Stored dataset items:
◆ ◆ ◆
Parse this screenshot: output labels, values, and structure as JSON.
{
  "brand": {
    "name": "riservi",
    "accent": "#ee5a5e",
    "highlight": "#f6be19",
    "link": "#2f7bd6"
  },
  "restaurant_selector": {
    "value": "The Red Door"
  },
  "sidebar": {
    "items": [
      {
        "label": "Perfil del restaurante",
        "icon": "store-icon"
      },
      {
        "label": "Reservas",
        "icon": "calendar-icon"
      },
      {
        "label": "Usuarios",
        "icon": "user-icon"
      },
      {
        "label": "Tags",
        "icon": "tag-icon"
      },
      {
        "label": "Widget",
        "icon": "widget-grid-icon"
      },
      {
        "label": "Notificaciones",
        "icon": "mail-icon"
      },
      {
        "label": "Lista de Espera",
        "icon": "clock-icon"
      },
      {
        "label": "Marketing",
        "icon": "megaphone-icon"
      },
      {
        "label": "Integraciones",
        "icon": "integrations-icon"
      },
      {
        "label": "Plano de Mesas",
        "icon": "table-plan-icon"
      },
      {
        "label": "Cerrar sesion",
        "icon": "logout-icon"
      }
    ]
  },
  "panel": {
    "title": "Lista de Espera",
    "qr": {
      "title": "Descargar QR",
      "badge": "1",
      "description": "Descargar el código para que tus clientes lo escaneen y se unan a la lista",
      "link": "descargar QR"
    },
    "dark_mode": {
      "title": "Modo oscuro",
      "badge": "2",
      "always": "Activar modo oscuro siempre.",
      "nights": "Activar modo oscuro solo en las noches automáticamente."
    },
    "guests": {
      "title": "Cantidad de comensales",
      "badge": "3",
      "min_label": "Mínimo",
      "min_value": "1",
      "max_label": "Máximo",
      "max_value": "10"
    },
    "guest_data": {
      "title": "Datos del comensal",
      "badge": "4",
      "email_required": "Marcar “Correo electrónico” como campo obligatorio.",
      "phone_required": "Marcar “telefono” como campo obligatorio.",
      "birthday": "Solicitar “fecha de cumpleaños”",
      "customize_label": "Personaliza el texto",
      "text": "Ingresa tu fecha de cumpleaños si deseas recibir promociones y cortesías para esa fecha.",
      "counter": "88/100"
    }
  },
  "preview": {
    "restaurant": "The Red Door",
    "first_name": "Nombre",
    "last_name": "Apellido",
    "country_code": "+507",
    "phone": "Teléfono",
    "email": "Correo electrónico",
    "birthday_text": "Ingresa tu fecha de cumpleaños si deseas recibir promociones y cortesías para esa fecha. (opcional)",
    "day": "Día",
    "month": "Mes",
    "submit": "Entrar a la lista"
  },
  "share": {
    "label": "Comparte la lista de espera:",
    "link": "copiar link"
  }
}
◆ ◆ ◆
> **Exercise**
Find the word "recibir" in the records and pull out each line that has it.

> **Answer below**
      "text": "Ingresa tu fecha de cumpleaños si deseas recibir promociones y cortesías para esa fecha.",
    "birthday_text": "Ingresa tu fecha de cumpleaños si deseas recibir promociones y cortesías para esa fecha. (opcional)",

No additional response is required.